Start of RECORDED INFORMATION

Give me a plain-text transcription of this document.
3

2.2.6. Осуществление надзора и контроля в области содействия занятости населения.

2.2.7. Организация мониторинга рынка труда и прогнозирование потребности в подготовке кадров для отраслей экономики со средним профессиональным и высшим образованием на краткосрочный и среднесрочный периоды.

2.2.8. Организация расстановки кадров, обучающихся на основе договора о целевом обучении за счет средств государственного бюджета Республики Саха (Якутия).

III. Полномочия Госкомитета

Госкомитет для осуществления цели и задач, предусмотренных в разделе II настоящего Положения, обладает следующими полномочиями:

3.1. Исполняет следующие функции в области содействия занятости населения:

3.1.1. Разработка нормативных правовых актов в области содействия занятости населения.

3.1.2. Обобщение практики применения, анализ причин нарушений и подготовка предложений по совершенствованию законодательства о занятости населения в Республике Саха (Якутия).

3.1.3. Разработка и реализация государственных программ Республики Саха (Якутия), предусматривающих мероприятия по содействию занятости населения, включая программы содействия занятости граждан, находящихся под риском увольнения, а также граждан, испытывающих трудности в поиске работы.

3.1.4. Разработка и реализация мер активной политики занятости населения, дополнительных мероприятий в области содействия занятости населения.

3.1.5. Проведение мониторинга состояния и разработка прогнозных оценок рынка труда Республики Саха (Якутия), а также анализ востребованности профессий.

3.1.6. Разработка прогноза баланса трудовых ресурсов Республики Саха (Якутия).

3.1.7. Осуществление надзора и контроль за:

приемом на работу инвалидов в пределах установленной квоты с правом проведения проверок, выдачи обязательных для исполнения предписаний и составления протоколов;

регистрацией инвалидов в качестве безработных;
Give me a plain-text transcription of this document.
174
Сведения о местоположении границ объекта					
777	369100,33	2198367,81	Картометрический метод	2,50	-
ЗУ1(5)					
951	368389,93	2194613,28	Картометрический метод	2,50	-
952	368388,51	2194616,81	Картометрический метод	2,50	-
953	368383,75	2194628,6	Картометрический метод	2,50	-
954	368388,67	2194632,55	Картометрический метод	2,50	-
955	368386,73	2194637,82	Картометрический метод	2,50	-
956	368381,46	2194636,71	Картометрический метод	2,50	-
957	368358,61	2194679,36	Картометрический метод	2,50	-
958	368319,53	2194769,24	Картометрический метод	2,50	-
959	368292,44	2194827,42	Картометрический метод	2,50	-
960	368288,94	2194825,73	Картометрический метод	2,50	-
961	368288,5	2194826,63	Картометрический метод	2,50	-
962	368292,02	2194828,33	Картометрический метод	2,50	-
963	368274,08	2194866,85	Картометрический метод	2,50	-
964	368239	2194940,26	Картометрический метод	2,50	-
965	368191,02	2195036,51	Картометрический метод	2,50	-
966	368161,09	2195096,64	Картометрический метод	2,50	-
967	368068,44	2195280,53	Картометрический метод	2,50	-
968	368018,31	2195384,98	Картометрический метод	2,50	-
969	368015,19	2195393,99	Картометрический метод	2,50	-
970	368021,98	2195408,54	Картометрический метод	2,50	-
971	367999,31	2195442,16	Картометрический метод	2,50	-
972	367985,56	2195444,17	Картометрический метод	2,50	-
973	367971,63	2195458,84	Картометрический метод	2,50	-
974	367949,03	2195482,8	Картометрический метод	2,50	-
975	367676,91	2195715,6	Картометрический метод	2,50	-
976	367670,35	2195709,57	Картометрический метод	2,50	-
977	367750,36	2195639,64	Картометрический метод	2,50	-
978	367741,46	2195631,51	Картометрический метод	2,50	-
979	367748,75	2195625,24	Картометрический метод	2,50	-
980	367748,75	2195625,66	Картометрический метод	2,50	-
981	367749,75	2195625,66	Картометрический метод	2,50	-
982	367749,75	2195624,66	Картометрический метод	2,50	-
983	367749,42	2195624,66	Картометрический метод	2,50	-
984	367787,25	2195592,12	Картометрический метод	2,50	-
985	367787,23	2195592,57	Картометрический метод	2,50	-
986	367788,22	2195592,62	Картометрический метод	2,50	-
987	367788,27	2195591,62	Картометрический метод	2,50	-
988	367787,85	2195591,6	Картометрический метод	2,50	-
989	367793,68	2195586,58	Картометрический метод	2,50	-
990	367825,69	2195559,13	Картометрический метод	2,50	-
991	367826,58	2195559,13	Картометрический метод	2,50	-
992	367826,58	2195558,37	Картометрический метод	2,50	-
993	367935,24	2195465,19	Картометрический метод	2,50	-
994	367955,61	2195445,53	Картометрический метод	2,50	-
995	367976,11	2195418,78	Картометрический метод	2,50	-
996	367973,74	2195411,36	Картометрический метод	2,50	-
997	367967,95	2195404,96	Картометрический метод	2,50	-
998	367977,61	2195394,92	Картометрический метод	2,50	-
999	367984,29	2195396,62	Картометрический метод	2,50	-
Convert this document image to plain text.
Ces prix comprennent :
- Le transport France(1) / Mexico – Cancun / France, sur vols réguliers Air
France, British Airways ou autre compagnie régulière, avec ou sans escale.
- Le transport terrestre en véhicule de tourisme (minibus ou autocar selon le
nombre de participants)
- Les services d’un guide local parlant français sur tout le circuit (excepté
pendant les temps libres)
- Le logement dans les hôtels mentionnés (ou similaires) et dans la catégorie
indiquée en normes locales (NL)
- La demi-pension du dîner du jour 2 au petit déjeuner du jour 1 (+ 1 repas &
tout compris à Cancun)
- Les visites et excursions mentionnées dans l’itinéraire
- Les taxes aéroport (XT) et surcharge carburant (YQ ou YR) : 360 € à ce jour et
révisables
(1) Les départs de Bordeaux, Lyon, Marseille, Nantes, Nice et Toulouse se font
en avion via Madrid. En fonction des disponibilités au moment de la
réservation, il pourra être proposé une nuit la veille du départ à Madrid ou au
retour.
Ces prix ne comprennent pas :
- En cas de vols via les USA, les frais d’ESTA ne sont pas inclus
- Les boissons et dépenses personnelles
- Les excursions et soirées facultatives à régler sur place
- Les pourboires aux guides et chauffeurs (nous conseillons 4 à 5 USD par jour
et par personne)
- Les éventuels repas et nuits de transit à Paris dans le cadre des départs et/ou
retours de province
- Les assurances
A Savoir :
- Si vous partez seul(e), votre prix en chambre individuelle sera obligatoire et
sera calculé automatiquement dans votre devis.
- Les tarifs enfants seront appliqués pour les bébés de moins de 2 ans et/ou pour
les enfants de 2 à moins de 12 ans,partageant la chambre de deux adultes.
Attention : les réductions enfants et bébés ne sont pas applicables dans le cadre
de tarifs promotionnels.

End of RECORDED INFORMATION

GIVEN INSTRUCTION
Extract all the entries word for word.

ANSWER
Give me a plain-text transcription of this document.
3

2.2.6. Осуществление надзора и контроля в области содействия занятости населения.

2.2.7. Организация мониторинга рынка труда и прогнозирование потребности в подготовке кадров для отраслей экономики со средним профессиональным и высшим образованием на краткосрочный и среднесрочный периоды.

2.2.8. Организация расстановки кадров, обучающихся на основе договора о целевом обучении за счет средств государственного бюджета Республики Саха (Якутия).

III. Полномочия Госкомитета

Госкомитет для осуществления цели и задач, предусмотренных в разделе II настоящего Положения, обладает следующими полномочиями:

3.1. Исполняет следующие функции в области содействия занятости населения:

3.1.1. Разработка нормативных правовых актов в области содействия занятости населения.

3.1.2. Обобщение практики применения, анализ причин нарушений и подготовка предложений по совершенствованию законодательства о занятости населения в Республике Саха (Якутия).

3.1.3. Разработка и реализация государственных программ Республики Саха (Якутия), предусматривающих мероприятия по содействию занятости населения, включая программы содействия занятости граждан, находящихся под риском увольнения, а также граждан, испытывающих трудности в поиске работы.

3.1.4. Разработка и реализация мер активной политики занятости населения, дополнительных мероприятий в области содействия занятости населения.

3.1.5. Проведение мониторинга состояния и разработка прогнозных оценок рынка труда Республики Саха (Якутия), а также анализ востребованности профессий.

3.1.6. Разработка прогноза баланса трудовых ресурсов Республики Саха (Якутия).

3.1.7. Осуществление надзора и контроль за:

приемом на работу инвалидов в пределах установленной квоты с правом проведения проверок, выдачи обязательных для исполнения предписаний и составления протоколов;

регистрацией инвалидов в качестве безработных;
Give me a plain-text transcription of this document.
174
Сведения о местоположении границ объекта					
777	369100,33	2198367,81	Картометрический метод	2,50	-
ЗУ1(5)					
951	368389,93	2194613,28	Картометрический метод	2,50	-
952	368388,51	2194616,81	Картометрический метод	2,50	-
953	368383,75	2194628,6	Картометрический метод	2,50	-
954	368388,67	2194632,55	Картометрический метод	2,50	-
955	368386,73	2194637,82	Картометрический метод	2,50	-
956	368381,46	2194636,71	Картометрический метод	2,50	-
957	368358,61	2194679,36	Картометрический метод	2,50	-
958	368319,53	2194769,24	Картометрический метод	2,50	-
959	368292,44	2194827,42	Картометрический метод	2,50	-
960	368288,94	2194825,73	Картометрический метод	2,50	-
961	368288,5	2194826,63	Картометрический метод	2,50	-
962	368292,02	2194828,33	Картометрический метод	2,50	-
963	368274,08	2194866,85	Картометрический метод	2,50	-
964	368239	2194940,26	Картометрический метод	2,50	-
965	368191,02	2195036,51	Картометрический метод	2,50	-
966	368161,09	2195096,64	Картометрический метод	2,50	-
967	368068,44	2195280,53	Картометрический метод	2,50	-
968	368018,31	2195384,98	Картометрический метод	2,50	-
969	368015,19	2195393,99	Картометрический метод	2,50	-
970	368021,98	2195408,54	Картометрический метод	2,50	-
971	367999,31	2195442,16	Картометрический метод	2,50	-
972	367985,56	2195444,17	Картометрический метод	2,50	-
973	367971,63	2195458,84	Картометрический метод	2,50	-
974	367949,03	2195482,8	Картометрический метод	2,50	-
975	367676,91	2195715,6	Картометрический метод	2,50	-
976	367670,35	2195709,57	Картометрический метод	2,50	-
977	367750,36	2195639,64	Картометрический метод	2,50	-
978	367741,46	2195631,51	Картометрический метод	2,50	-
979	367748,75	2195625,24	Картометрический метод	2,50	-
980	367748,75	2195625,66	Картометрический метод	2,50	-
981	367749,75	2195625,66	Картометрический метод	2,50	-
982	367749,75	2195624,66	Картометрический метод	2,50	-
983	367749,42	2195624,66	Картометрический метод	2,50	-
984	367787,25	2195592,12	Картометрический метод	2,50	-
985	367787,23	2195592,57	Картометрический метод	2,50	-
986	367788,22	2195592,62	Картометрический метод	2,50	-
987	367788,27	2195591,62	Картометрический метод	2,50	-
988	367787,85	2195591,6	Картометрический метод	2,50	-
989	367793,68	2195586,58	Картометрический метод	2,50	-
990	367825,69	2195559,13	Картометрический метод	2,50	-
991	367826,58	2195559,13	Картометрический метод	2,50	-
992	367826,58	2195558,37	Картометрический метод	2,50	-
993	367935,24	2195465,19	Картометрический метод	2,50	-
994	367955,61	2195445,53	Картометрический метод	2,50	-
995	367976,11	2195418,78	Картометрический метод	2,50	-
996	367973,74	2195411,36	Картометрический метод	2,50	-
997	367967,95	2195404,96	Картометрический метод	2,50	-
998	367977,61	2195394,92	Картометрический метод	2,50	-
999	367984,29	2195396,62	Картометрический метод	2,50	-
Convert this document image to plain text.
Ces prix comprennent :
- Le transport France(1) / Mexico – Cancun / France, sur vols réguliers Air
France, British Airways ou autre compagnie régulière, avec ou sans escale.
- Le transport terrestre en véhicule de tourisme (minibus ou autocar selon le
nombre de participants)
- Les services d’un guide local parlant français sur tout le circuit (excepté
pendant les temps libres)
- Le logement dans les hôtels mentionnés (ou similaires) et dans la catégorie
indiquée en normes locales (NL)
- La demi-pension du dîner du jour 2 au petit déjeuner du jour 1 (+ 1 repas &
tout compris à Cancun)
- Les visites et excursions mentionnées dans l’itinéraire
- Les taxes aéroport (XT) et surcharge carburant (YQ ou YR) : 360 € à ce jour et
révisables
(1) Les départs de Bordeaux, Lyon, Marseille, Nantes, Nice et Toulouse se font
en avion via Madrid. En fonction des disponibilités au moment de la
réservation, il pourra être proposé une nuit la veille du départ à Madrid ou au
retour.
Ces prix ne comprennent pas :
- En cas de vols via les USA, les frais d’ESTA ne sont pas inclus
- Les boissons et dépenses personnelles
- Les excursions et soirées facultatives à régler sur place
- Les pourboires aux guides et chauffeurs (nous conseillons 4 à 5 USD par jour
et par personne)
- Les éventuels repas et nuits de transit à Paris dans le cadre des départs et/ou
retours de province
- Les assurances
A Savoir :
- Si vous partez seul(e), votre prix en chambre individuelle sera obligatoire et
sera calculé automatiquement dans votre devis.
- Les tarifs enfants seront appliqués pour les bébés de moins de 2 ans et/ou pour
les enfants de 2 à moins de 12 ans,partageant la chambre de deux adultes.
Attention : les réductions enfants et bébés ne sont pas applicables dans le cadre
de tarifs promotionnels.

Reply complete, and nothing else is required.